### [INPUT DATA]
━━━━━━━━━━━━━━━━━━━━━━━━━━━━━━
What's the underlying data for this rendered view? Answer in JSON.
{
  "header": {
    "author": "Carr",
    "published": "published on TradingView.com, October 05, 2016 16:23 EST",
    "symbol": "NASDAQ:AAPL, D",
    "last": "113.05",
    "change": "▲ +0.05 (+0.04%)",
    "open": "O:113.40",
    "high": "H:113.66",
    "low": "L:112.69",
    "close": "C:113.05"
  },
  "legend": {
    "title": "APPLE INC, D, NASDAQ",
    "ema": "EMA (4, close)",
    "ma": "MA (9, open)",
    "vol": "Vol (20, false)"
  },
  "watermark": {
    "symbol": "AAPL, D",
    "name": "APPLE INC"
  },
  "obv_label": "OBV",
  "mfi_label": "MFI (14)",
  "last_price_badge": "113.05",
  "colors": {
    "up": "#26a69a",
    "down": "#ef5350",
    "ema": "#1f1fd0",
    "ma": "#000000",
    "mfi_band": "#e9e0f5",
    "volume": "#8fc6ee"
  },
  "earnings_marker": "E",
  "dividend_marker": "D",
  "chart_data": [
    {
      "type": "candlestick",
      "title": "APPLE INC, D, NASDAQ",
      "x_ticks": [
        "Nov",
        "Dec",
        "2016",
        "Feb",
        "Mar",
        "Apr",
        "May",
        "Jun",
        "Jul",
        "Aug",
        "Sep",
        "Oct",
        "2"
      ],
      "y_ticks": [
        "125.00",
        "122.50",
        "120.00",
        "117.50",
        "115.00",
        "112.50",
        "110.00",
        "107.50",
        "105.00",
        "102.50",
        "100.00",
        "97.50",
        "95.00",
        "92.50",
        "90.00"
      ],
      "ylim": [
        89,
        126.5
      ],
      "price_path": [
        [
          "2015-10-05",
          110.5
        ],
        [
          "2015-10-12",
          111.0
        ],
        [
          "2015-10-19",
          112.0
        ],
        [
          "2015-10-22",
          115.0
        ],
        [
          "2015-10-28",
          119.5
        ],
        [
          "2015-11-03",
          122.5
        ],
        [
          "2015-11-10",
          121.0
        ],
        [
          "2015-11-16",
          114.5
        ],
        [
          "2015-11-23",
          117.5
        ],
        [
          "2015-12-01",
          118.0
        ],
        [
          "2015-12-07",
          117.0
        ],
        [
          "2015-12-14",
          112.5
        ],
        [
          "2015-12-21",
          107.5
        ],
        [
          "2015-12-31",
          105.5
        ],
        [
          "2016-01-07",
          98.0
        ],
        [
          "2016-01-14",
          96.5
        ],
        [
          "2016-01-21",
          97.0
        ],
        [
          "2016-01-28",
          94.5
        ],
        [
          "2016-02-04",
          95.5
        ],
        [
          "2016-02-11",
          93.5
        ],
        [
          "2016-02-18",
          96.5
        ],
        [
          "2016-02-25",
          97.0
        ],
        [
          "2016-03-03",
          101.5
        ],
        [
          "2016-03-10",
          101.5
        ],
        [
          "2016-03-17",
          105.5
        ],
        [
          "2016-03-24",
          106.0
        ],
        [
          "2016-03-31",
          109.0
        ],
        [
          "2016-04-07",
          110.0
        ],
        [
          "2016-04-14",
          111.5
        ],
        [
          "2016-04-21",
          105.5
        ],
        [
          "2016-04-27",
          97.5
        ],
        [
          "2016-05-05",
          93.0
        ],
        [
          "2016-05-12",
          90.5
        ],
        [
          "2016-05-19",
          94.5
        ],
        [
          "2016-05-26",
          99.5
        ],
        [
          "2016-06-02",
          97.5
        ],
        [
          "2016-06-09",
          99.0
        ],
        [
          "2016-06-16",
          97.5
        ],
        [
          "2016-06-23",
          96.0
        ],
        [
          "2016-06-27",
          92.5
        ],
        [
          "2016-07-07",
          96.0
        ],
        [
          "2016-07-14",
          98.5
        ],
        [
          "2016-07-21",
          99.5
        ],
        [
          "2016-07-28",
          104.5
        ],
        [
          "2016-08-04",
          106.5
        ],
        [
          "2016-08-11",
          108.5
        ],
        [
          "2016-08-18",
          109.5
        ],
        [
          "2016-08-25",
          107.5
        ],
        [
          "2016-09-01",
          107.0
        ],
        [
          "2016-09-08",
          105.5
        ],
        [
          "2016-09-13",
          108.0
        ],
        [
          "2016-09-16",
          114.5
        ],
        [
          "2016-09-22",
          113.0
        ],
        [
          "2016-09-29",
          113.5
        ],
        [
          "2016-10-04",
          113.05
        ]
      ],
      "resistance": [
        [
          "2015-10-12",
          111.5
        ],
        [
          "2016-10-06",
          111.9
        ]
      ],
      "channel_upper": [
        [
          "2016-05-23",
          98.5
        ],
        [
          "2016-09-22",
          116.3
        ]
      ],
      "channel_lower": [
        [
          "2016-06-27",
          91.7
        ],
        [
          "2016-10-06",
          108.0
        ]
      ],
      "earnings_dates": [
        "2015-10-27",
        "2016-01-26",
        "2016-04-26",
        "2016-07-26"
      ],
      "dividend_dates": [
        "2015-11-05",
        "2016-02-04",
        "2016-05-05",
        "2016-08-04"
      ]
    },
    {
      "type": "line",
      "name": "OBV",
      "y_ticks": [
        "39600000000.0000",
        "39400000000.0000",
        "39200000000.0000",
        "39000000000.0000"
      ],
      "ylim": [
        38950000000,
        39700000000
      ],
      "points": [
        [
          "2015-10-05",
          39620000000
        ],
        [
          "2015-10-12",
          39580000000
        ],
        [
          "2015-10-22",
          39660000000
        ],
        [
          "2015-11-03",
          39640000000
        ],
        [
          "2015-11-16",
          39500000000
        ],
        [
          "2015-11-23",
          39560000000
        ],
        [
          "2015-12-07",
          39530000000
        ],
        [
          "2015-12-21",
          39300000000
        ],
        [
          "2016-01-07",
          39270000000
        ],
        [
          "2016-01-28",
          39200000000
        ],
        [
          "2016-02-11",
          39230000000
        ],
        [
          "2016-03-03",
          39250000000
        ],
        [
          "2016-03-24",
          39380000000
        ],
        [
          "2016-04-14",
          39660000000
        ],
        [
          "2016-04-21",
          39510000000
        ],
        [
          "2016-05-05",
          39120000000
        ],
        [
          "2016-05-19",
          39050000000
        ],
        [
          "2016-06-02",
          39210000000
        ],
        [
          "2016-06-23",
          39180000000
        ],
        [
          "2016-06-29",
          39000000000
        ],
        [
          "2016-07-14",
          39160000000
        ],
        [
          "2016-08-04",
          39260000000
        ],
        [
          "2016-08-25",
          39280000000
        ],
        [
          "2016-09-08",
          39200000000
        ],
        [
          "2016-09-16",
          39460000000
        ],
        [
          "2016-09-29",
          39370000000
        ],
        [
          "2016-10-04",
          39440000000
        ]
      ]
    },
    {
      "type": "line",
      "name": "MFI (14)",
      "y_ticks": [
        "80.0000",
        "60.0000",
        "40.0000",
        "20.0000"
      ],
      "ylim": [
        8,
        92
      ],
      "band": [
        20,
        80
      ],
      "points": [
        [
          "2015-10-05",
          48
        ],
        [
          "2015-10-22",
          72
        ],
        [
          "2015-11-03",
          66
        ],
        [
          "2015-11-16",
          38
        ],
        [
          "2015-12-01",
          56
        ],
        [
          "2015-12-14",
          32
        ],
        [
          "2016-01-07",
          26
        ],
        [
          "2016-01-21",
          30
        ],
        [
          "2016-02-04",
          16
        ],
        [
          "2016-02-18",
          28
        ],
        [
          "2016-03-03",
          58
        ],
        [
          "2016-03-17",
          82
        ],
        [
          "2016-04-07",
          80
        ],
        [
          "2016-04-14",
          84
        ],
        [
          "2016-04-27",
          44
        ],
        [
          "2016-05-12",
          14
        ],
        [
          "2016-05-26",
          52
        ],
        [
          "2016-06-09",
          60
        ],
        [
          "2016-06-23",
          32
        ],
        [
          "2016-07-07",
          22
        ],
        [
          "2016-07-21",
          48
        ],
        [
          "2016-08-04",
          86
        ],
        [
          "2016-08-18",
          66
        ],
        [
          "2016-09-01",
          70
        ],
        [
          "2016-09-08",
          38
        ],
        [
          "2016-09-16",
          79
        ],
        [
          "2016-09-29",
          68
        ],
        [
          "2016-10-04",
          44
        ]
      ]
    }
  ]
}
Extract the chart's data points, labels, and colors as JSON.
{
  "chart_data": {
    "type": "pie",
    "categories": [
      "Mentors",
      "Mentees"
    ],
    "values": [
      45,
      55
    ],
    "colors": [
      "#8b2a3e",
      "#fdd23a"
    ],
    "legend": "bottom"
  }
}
━━━━━━━━━━━━━━━━━━━━━━━━━━━━━━
Output, unchanged, the lines from the line with "Extract the chart's" through the final line of the material.

### [EXERCISE RESULT]
Extract the chart's data points, labels, and colors as JSON.
{
  "chart_data": {
    "type": "pie",
    "categories": [
      "Mentors",
      "Mentees"
    ],
    "values": [
      45,
      55
    ],
    "colors": [
      "#8b2a3e",
      "#fdd23a"
    ],
    "legend": "bottom"
  }
}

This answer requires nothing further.